## WHAT YOU ARE ASKED TO DO
Give only the number of lines in the records that include the string "JSON".

## PROVIDED RECORDS
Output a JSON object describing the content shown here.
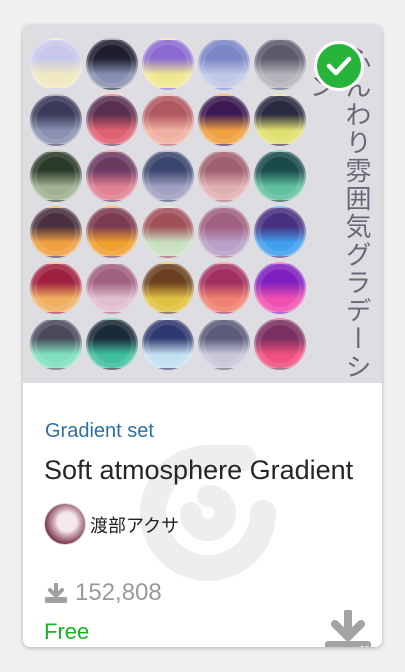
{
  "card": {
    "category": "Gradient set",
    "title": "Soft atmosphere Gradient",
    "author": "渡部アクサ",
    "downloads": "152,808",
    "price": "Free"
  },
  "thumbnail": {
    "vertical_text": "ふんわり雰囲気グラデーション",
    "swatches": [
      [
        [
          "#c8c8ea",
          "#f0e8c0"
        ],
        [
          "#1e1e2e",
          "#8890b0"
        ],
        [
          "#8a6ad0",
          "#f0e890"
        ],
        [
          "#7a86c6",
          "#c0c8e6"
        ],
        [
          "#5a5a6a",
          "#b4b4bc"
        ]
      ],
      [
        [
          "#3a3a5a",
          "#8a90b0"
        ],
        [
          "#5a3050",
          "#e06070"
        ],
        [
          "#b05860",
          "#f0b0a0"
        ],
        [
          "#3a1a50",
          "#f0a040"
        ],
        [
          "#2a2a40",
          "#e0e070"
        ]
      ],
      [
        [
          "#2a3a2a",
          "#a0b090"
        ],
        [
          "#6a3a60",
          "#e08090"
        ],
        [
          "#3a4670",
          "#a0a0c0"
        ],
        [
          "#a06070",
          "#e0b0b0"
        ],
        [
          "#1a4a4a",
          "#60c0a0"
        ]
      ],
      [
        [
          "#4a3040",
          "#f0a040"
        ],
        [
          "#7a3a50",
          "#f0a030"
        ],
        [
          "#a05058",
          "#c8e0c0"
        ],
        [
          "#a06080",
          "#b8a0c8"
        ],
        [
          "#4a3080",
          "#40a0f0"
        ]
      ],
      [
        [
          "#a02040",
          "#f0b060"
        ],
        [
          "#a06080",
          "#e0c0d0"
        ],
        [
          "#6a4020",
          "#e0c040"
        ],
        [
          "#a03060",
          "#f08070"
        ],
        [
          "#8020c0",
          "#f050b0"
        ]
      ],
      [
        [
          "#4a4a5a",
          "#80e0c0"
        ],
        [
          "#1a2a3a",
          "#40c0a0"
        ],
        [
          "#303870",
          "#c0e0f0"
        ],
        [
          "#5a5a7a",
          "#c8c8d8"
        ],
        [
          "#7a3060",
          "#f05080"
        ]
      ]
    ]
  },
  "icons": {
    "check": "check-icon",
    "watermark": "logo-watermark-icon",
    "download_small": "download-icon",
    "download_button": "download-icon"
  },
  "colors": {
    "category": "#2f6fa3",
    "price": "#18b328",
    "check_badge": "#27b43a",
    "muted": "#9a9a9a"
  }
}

* * *

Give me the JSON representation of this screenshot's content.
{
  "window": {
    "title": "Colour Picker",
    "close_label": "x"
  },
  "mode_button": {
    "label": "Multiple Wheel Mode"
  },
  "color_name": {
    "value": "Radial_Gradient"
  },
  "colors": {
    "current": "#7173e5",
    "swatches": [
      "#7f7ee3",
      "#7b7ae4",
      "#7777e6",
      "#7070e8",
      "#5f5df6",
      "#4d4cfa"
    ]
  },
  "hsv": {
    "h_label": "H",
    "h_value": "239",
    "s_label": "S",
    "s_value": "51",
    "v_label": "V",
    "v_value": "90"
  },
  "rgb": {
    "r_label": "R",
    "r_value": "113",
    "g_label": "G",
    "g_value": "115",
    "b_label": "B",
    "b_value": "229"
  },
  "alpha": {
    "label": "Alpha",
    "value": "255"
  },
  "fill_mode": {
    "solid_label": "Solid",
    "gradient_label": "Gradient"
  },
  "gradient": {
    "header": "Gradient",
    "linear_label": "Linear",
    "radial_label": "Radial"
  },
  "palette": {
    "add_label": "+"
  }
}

## ANSWER TO THE TASK
2